Copy everything in the data below exactly except the pictures.
━━ Exercise materials ━━
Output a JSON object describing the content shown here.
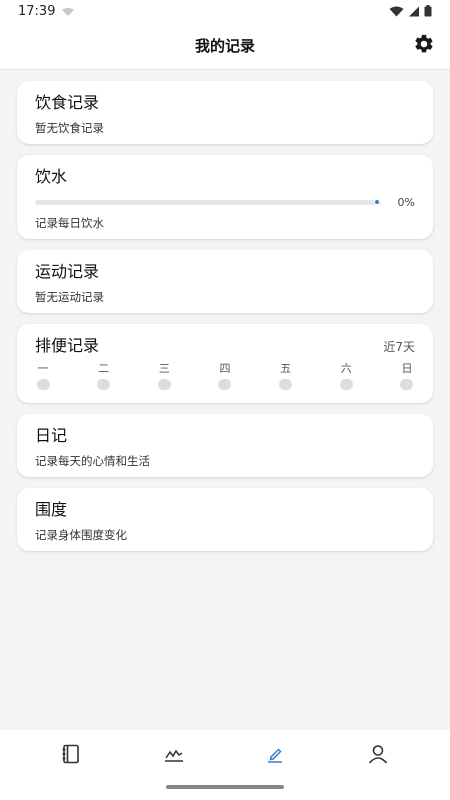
{
  "status_bar": {
    "time": "17:39"
  },
  "header": {
    "title": "我的记录"
  },
  "cards": {
    "food": {
      "title": "饮食记录",
      "subtitle": "暂无饮食记录"
    },
    "water": {
      "title": "饮水",
      "progress": 0,
      "percent_label": "0%",
      "subtitle": "记录每日饮水"
    },
    "sport": {
      "title": "运动记录",
      "subtitle": "暂无运动记录"
    },
    "stool": {
      "title": "排便记录",
      "range_label": "近7天",
      "days": [
        "一",
        "二",
        "三",
        "四",
        "五",
        "六",
        "日"
      ]
    },
    "diary": {
      "title": "日记",
      "subtitle": "记录每天的心情和生活"
    },
    "girth": {
      "title": "围度",
      "subtitle": "记录身体围度变化"
    }
  },
  "tabbar": {
    "active_index": 2,
    "active_color": "#3a7bd5",
    "inactive_color": "#333333"
  }
}
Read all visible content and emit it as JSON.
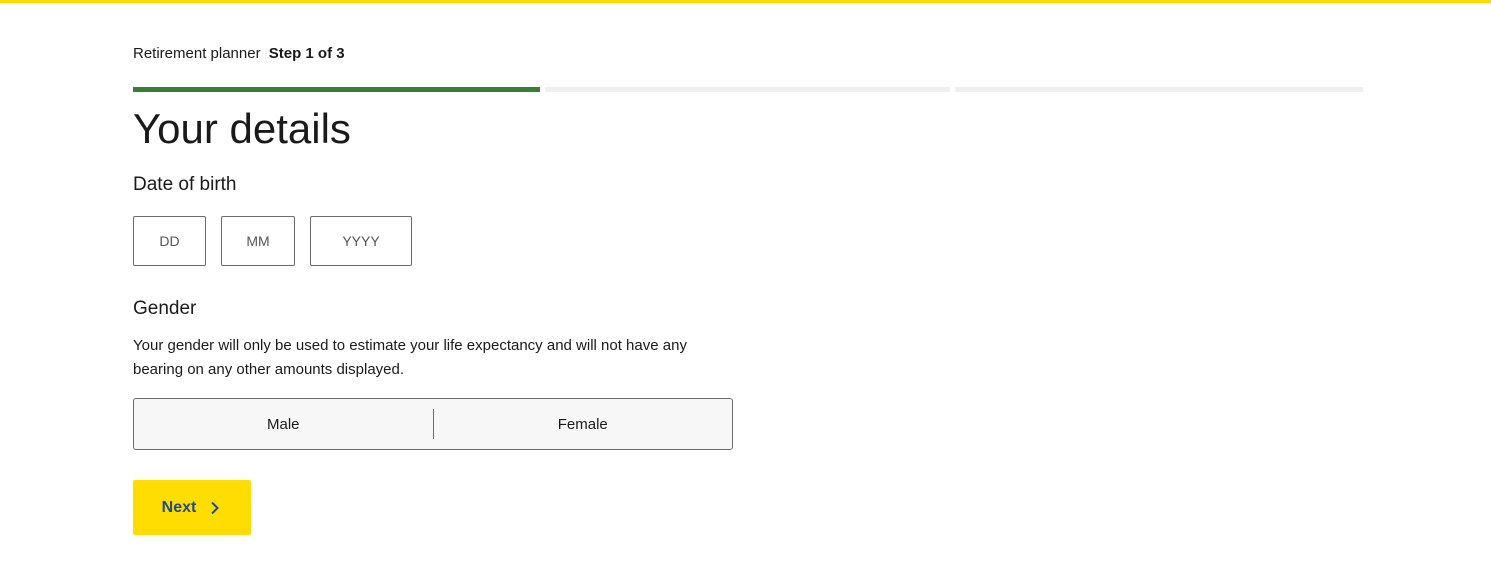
{
  "header": {
    "app_name": "Retirement planner",
    "step_text": "Step 1 of 3"
  },
  "progress": {
    "current_step": 1,
    "total_steps": 3
  },
  "page": {
    "title": "Your details"
  },
  "dob": {
    "label": "Date of birth",
    "day": {
      "value": "",
      "placeholder": "DD"
    },
    "month": {
      "value": "",
      "placeholder": "MM"
    },
    "year": {
      "value": "",
      "placeholder": "YYYY"
    }
  },
  "gender": {
    "label": "Gender",
    "hint": "Your gender will only be used to estimate your life expectancy and will not have any bearing on any other amounts displayed.",
    "options": [
      "Male",
      "Female"
    ]
  },
  "actions": {
    "next_label": "Next",
    "next_icon": "chevron-right-icon"
  },
  "colors": {
    "accent_yellow": "#FFDD00",
    "progress_green": "#3A7D34",
    "button_text_blue": "#1F4C8F"
  }
}
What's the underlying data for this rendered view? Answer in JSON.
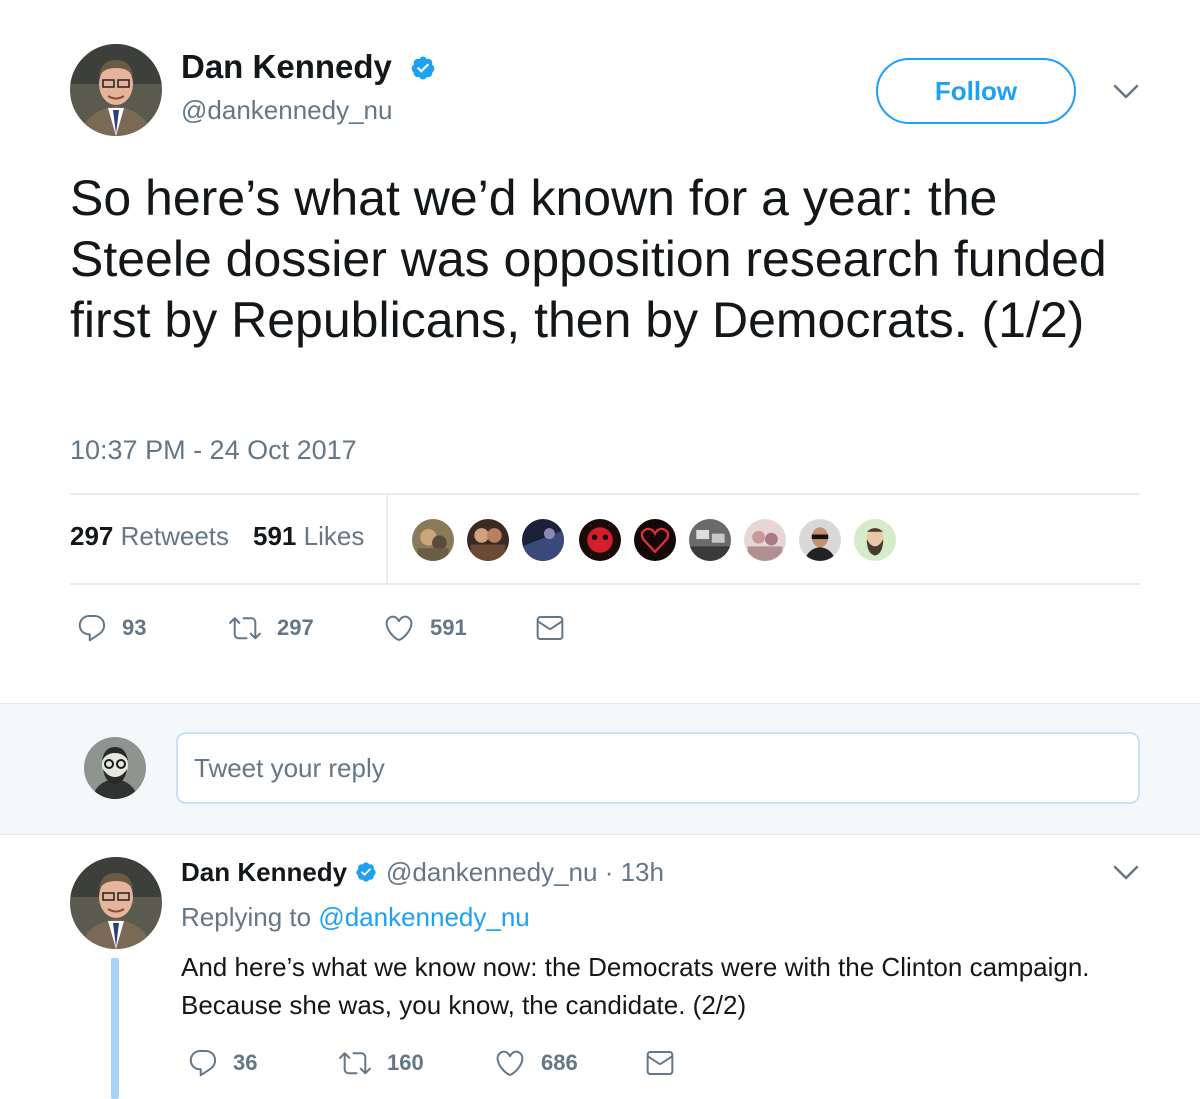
{
  "main_tweet": {
    "author_name": "Dan Kennedy",
    "author_handle": "@dankennedy_nu",
    "follow_label": "Follow",
    "text": "So here’s what we’d known for a year: the Steele dossier was opposition research funded first by Republicans, then by Democrats. (1/2)",
    "timestamp": "10:37 PM - 24 Oct 2017",
    "retweets_count": "297",
    "retweets_label": "Retweets",
    "likes_count": "591",
    "likes_label": "Likes",
    "actions": {
      "replies": "93",
      "retweets": "297",
      "likes": "591"
    }
  },
  "reply_box": {
    "placeholder": "Tweet your reply"
  },
  "reply_tweet": {
    "author_name": "Dan Kennedy",
    "author_handle": "@dankennedy_nu",
    "separator": "·",
    "time_ago": "13h",
    "replying_prefix": "Replying to",
    "replying_to": "@dankennedy_nu",
    "text": "And here’s what we know now: the Democrats were with the Clinton campaign. Because she was, you know, the candidate. (2/2)",
    "actions": {
      "replies": "36",
      "retweets": "160",
      "likes": "686"
    }
  },
  "colors": {
    "accent": "#1da1f2",
    "text_primary": "#14171a",
    "text_secondary": "#657786",
    "divider": "#e6ecf0",
    "reply_bg": "#f5f8fa",
    "thread_line": "#aad4f5"
  },
  "icons": [
    "verified-badge-icon",
    "chevron-down-icon",
    "reply-icon",
    "retweet-icon",
    "like-heart-icon",
    "direct-message-icon"
  ]
}
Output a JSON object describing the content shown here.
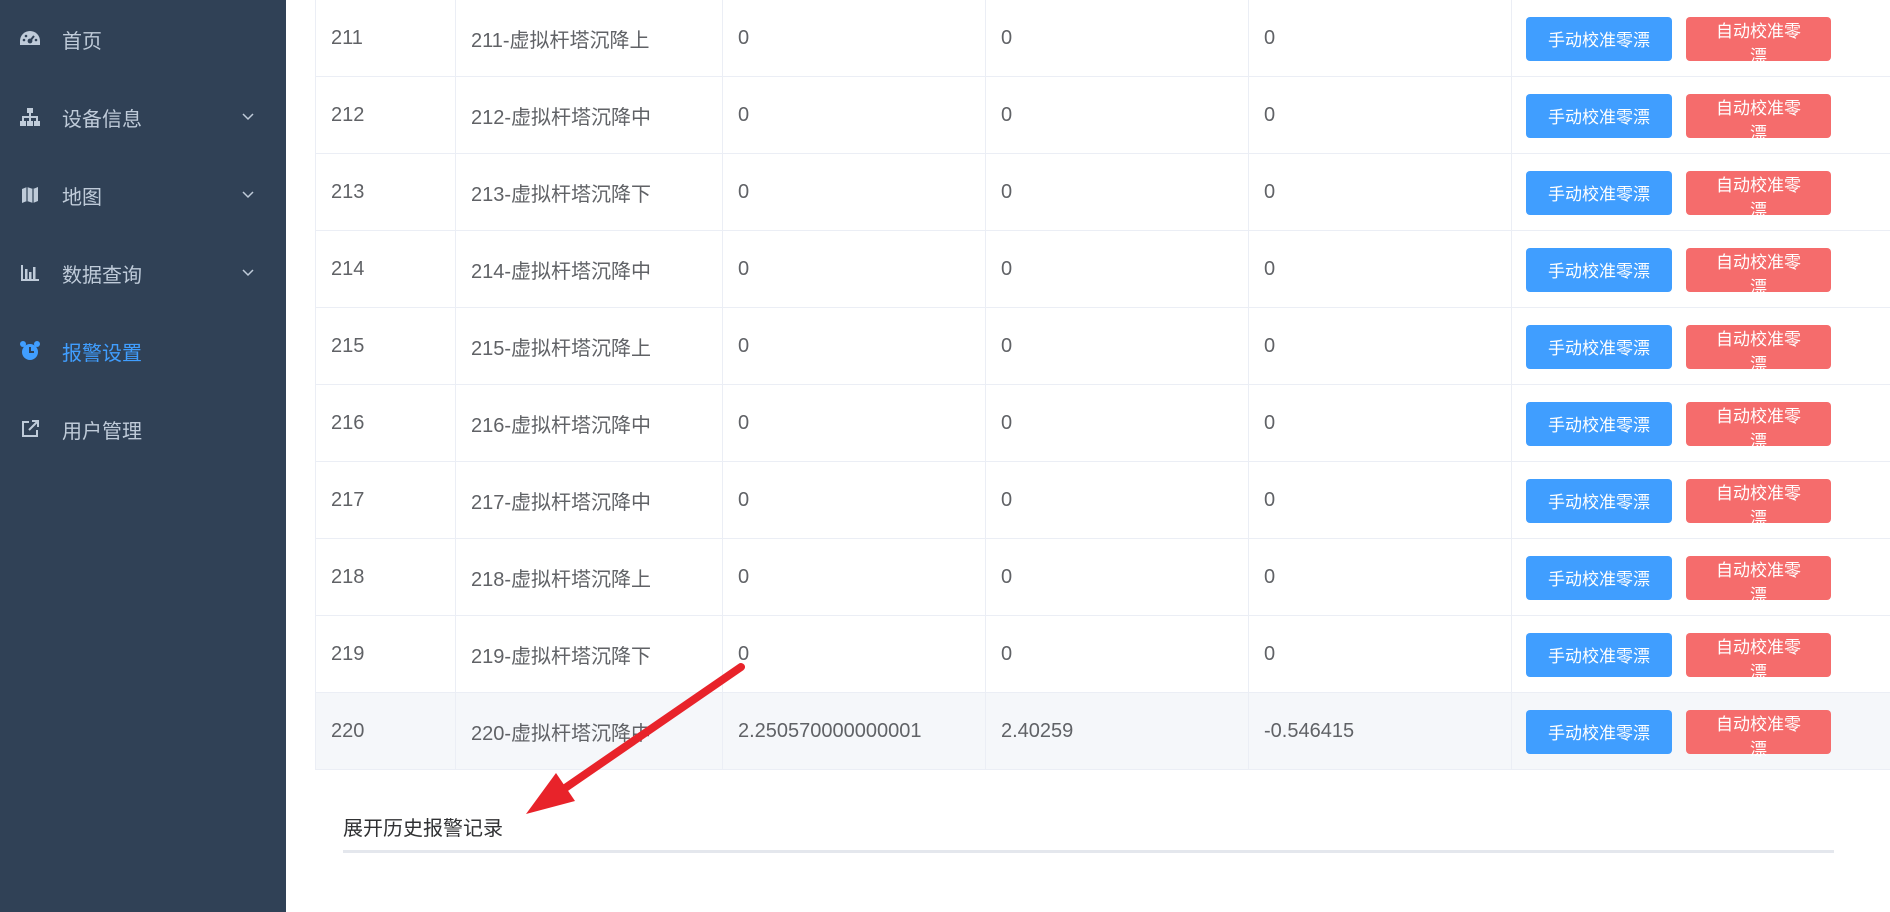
{
  "sidebar": {
    "items": [
      {
        "label": "首页",
        "icon": "dashboard-icon",
        "active": false,
        "expandable": false
      },
      {
        "label": "设备信息",
        "icon": "sitemap-icon",
        "active": false,
        "expandable": true
      },
      {
        "label": "地图",
        "icon": "map-icon",
        "active": false,
        "expandable": true
      },
      {
        "label": "数据查询",
        "icon": "bar-chart-icon",
        "active": false,
        "expandable": true
      },
      {
        "label": "报警设置",
        "icon": "alarm-clock-icon",
        "active": true,
        "expandable": false
      },
      {
        "label": "用户管理",
        "icon": "external-link-icon",
        "active": false,
        "expandable": false
      }
    ],
    "colors": {
      "background": "#304156",
      "text": "#bfcbd9",
      "active": "#409eff"
    }
  },
  "table": {
    "rows": [
      {
        "id": "211",
        "name": "211-虚拟杆塔沉降上",
        "v1": "0",
        "v2": "0",
        "v3": "0"
      },
      {
        "id": "212",
        "name": "212-虚拟杆塔沉降中",
        "v1": "0",
        "v2": "0",
        "v3": "0"
      },
      {
        "id": "213",
        "name": "213-虚拟杆塔沉降下",
        "v1": "0",
        "v2": "0",
        "v3": "0"
      },
      {
        "id": "214",
        "name": "214-虚拟杆塔沉降中",
        "v1": "0",
        "v2": "0",
        "v3": "0"
      },
      {
        "id": "215",
        "name": "215-虚拟杆塔沉降上",
        "v1": "0",
        "v2": "0",
        "v3": "0"
      },
      {
        "id": "216",
        "name": "216-虚拟杆塔沉降中",
        "v1": "0",
        "v2": "0",
        "v3": "0"
      },
      {
        "id": "217",
        "name": "217-虚拟杆塔沉降中",
        "v1": "0",
        "v2": "0",
        "v3": "0"
      },
      {
        "id": "218",
        "name": "218-虚拟杆塔沉降上",
        "v1": "0",
        "v2": "0",
        "v3": "0"
      },
      {
        "id": "219",
        "name": "219-虚拟杆塔沉降下",
        "v1": "0",
        "v2": "0",
        "v3": "0"
      },
      {
        "id": "220",
        "name": "220-虚拟杆塔沉降中",
        "v1": "2.250570000000001",
        "v2": "2.40259",
        "v3": "-0.546415"
      }
    ],
    "manual_button_label": "手动校准零漂",
    "auto_button_label": "自动校准零漂",
    "colors": {
      "primary": "#409eff",
      "danger": "#f56c6c",
      "highlight_row": "#f5f7fa"
    }
  },
  "footer": {
    "expand_label": "展开历史报警记录"
  },
  "annotation": {
    "arrow_color": "#e8232a"
  }
}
━━━
Full answer:
Output a JSON object describing the content shown here.
{
  "status_bar": {
    "time": "17:39"
  },
  "header": {
    "title": "我的记录"
  },
  "cards": {
    "food": {
      "title": "饮食记录",
      "subtitle": "暂无饮食记录"
    },
    "water": {
      "title": "饮水",
      "progress": 0,
      "percent_label": "0%",
      "subtitle": "记录每日饮水"
    },
    "sport": {
      "title": "运动记录",
      "subtitle": "暂无运动记录"
    },
    "stool": {
      "title": "排便记录",
      "range_label": "近7天",
      "days": [
        "一",
        "二",
        "三",
        "四",
        "五",
        "六",
        "日"
      ]
    },
    "diary": {
      "title": "日记",
      "subtitle": "记录每天的心情和生活"
    },
    "girth": {
      "title": "围度",
      "subtitle": "记录身体围度变化"
    }
  },
  "tabbar": {
    "active_index": 2,
    "active_color": "#3a7bd5",
    "inactive_color": "#333333"
  }
}
Read all visible content and emit it as JSON.
{
  "header": {
    "app_name": "Retirement planner",
    "step_text": "Step 1 of 3"
  },
  "progress": {
    "current_step": 1,
    "total_steps": 3
  },
  "page": {
    "title": "Your details"
  },
  "dob": {
    "label": "Date of birth",
    "day": {
      "value": "",
      "placeholder": "DD"
    },
    "month": {
      "value": "",
      "placeholder": "MM"
    },
    "year": {
      "value": "",
      "placeholder": "YYYY"
    }
  },
  "gender": {
    "label": "Gender",
    "hint": "Your gender will only be used to estimate your life expectancy and will not have any bearing on any other amounts displayed.",
    "options": [
      "Male",
      "Female"
    ]
  },
  "actions": {
    "next_label": "Next",
    "next_icon": "chevron-right-icon"
  },
  "colors": {
    "accent_yellow": "#FFDD00",
    "progress_green": "#3A7D34",
    "button_text_blue": "#1F4C8F"
  }
}
What's the underlying data for this rendered view? Answer in JSON.
{
  "main_tweet": {
    "author_name": "Dan Kennedy",
    "author_handle": "@dankennedy_nu",
    "follow_label": "Follow",
    "text": "So here’s what we’d known for a year: the Steele dossier was opposition research funded first by Republicans, then by Democrats. (1/2)",
    "timestamp": "10:37 PM - 24 Oct 2017",
    "retweets_count": "297",
    "retweets_label": "Retweets",
    "likes_count": "591",
    "likes_label": "Likes",
    "actions": {
      "replies": "93",
      "retweets": "297",
      "likes": "591"
    }
  },
  "reply_box": {
    "placeholder": "Tweet your reply"
  },
  "reply_tweet": {
    "author_name": "Dan Kennedy",
    "author_handle": "@dankennedy_nu",
    "separator": "·",
    "time_ago": "13h",
    "replying_prefix": "Replying to",
    "replying_to": "@dankennedy_nu",
    "text": "And here’s what we know now: the Democrats were with the Clinton campaign. Because she was, you know, the candidate. (2/2)",
    "actions": {
      "replies": "36",
      "retweets": "160",
      "likes": "686"
    }
  },
  "colors": {
    "accent": "#1da1f2",
    "text_primary": "#14171a",
    "text_secondary": "#657786",
    "divider": "#e6ecf0",
    "reply_bg": "#f5f8fa",
    "thread_line": "#aad4f5"
  },
  "icons": [
    "verified-badge-icon",
    "chevron-down-icon",
    "reply-icon",
    "retweet-icon",
    "like-heart-icon",
    "direct-message-icon"
  ]
}
Output a JSON object describing the content shown here.
{
  "sidebar": {
    "items": [
      {
        "label": "首页",
        "icon": "dashboard-icon",
        "active": false,
        "expandable": false
      },
      {
        "label": "设备信息",
        "icon": "sitemap-icon",
        "active": false,
        "expandable": true
      },
      {
        "label": "地图",
        "icon": "map-icon",
        "active": false,
        "expandable": true
      },
      {
        "label": "数据查询",
        "icon": "bar-chart-icon",
        "active": false,
        "expandable": true
      },
      {
        "label": "报警设置",
        "icon": "alarm-clock-icon",
        "active": true,
        "expandable": false
      },
      {
        "label": "用户管理",
        "icon": "external-link-icon",
        "active": false,
        "expandable": false
      }
    ],
    "colors": {
      "background": "#304156",
      "text": "#bfcbd9",
      "active": "#409eff"
    }
  },
  "table": {
    "rows": [
      {
        "id": "211",
        "name": "211-虚拟杆塔沉降上",
        "v1": "0",
        "v2": "0",
        "v3": "0"
      },
      {
        "id": "212",
        "name": "212-虚拟杆塔沉降中",
        "v1": "0",
        "v2": "0",
        "v3": "0"
      },
      {
        "id": "213",
        "name": "213-虚拟杆塔沉降下",
        "v1": "0",
        "v2": "0",
        "v3": "0"
      },
      {
        "id": "214",
        "name": "214-虚拟杆塔沉降中",
        "v1": "0",
        "v2": "0",
        "v3": "0"
      },
      {
        "id": "215",
        "name": "215-虚拟杆塔沉降上",
        "v1": "0",
        "v2": "0",
        "v3": "0"
      },
      {
        "id": "216",
        "name": "216-虚拟杆塔沉降中",
        "v1": "0",
        "v2": "0",
        "v3": "0"
      },
      {
        "id": "217",
        "name": "217-虚拟杆塔沉降中",
        "v1": "0",
        "v2": "0",
        "v3": "0"
      },
      {
        "id": "218",
        "name": "218-虚拟杆塔沉降上",
        "v1": "0",
        "v2": "0",
        "v3": "0"
      },
      {
        "id": "219",
        "name": "219-虚拟杆塔沉降下",
        "v1": "0",
        "v2": "0",
        "v3": "0"
      },
      {
        "id": "220",
        "name": "220-虚拟杆塔沉降中",
        "v1": "2.250570000000001",
        "v2": "2.40259",
        "v3": "-0.546415"
      }
    ],
    "manual_button_label": "手动校准零漂",
    "auto_button_label": "自动校准零漂",
    "colors": {
      "primary": "#409eff",
      "danger": "#f56c6c",
      "highlight_row": "#f5f7fa"
    }
  },
  "footer": {
    "expand_label": "展开历史报警记录"
  },
  "annotation": {
    "arrow_color": "#e8232a"
  }
}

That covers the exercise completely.